--- Figure record extracts ---
──────────
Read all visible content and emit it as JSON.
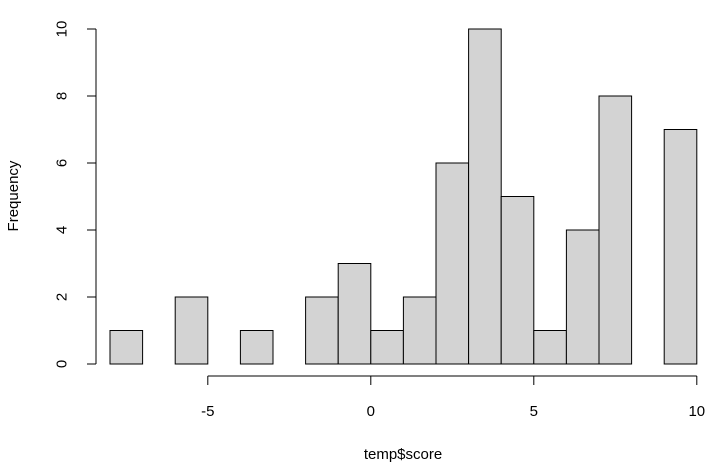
{
  "chart_data": {
    "type": "bar",
    "subtype": "histogram",
    "xlabel": "temp$score",
    "ylabel": "Frequency",
    "bin_width": 1,
    "bins": [
      {
        "start": -8,
        "end": -7,
        "count": 1
      },
      {
        "start": -7,
        "end": -6,
        "count": 0
      },
      {
        "start": -6,
        "end": -5,
        "count": 2
      },
      {
        "start": -5,
        "end": -4,
        "count": 0
      },
      {
        "start": -4,
        "end": -3,
        "count": 1
      },
      {
        "start": -3,
        "end": -2,
        "count": 0
      },
      {
        "start": -2,
        "end": -1,
        "count": 2
      },
      {
        "start": -1,
        "end": 0,
        "count": 3
      },
      {
        "start": 0,
        "end": 1,
        "count": 1
      },
      {
        "start": 1,
        "end": 2,
        "count": 2
      },
      {
        "start": 2,
        "end": 3,
        "count": 6
      },
      {
        "start": 3,
        "end": 4,
        "count": 10
      },
      {
        "start": 4,
        "end": 5,
        "count": 5
      },
      {
        "start": 5,
        "end": 6,
        "count": 1
      },
      {
        "start": 6,
        "end": 7,
        "count": 4
      },
      {
        "start": 7,
        "end": 8,
        "count": 8
      },
      {
        "start": 8,
        "end": 9,
        "count": 0
      },
      {
        "start": 9,
        "end": 10,
        "count": 7
      }
    ],
    "xlim": [
      -8,
      10
    ],
    "ylim": [
      0,
      10
    ],
    "x_ticks": [
      "-5",
      "0",
      "5",
      "10"
    ],
    "y_ticks": [
      "0",
      "2",
      "4",
      "6",
      "8",
      "10"
    ],
    "bar_fill": "#d3d3d3",
    "bar_stroke": "#000000",
    "grid": false,
    "legend": "none"
  }
}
──────────
--- Short exercise ---
Restate every record exactly, please; do not copy the pictures.

--- Exercise output ---
Read all visible content and emit it as JSON.
{
  "chart_data": {
    "type": "bar",
    "subtype": "histogram",
    "xlabel": "temp$score",
    "ylabel": "Frequency",
    "bin_width": 1,
    "bins": [
      {
        "start": -8,
        "end": -7,
        "count": 1
      },
      {
        "start": -7,
        "end": -6,
        "count": 0
      },
      {
        "start": -6,
        "end": -5,
        "count": 2
      },
      {
        "start": -5,
        "end": -4,
        "count": 0
      },
      {
        "start": -4,
        "end": -3,
        "count": 1
      },
      {
        "start": -3,
        "end": -2,
        "count": 0
      },
      {
        "start": -2,
        "end": -1,
        "count": 2
      },
      {
        "start": -1,
        "end": 0,
        "count": 3
      },
      {
        "start": 0,
        "end": 1,
        "count": 1
      },
      {
        "start": 1,
        "end": 2,
        "count": 2
      },
      {
        "start": 2,
        "end": 3,
        "count": 6
      },
      {
        "start": 3,
        "end": 4,
        "count": 10
      },
      {
        "start": 4,
        "end": 5,
        "count": 5
      },
      {
        "start": 5,
        "end": 6,
        "count": 1
      },
      {
        "start": 6,
        "end": 7,
        "count": 4
      },
      {
        "start": 7,
        "end": 8,
        "count": 8
      },
      {
        "start": 8,
        "end": 9,
        "count": 0
      },
      {
        "start": 9,
        "end": 10,
        "count": 7
      }
    ],
    "xlim": [
      -8,
      10
    ],
    "ylim": [
      0,
      10
    ],
    "x_ticks": [
      "-5",
      "0",
      "5",
      "10"
    ],
    "y_ticks": [
      "0",
      "2",
      "4",
      "6",
      "8",
      "10"
    ],
    "bar_fill": "#d3d3d3",
    "bar_stroke": "#000000",
    "grid": false,
    "legend": "none"
  }
}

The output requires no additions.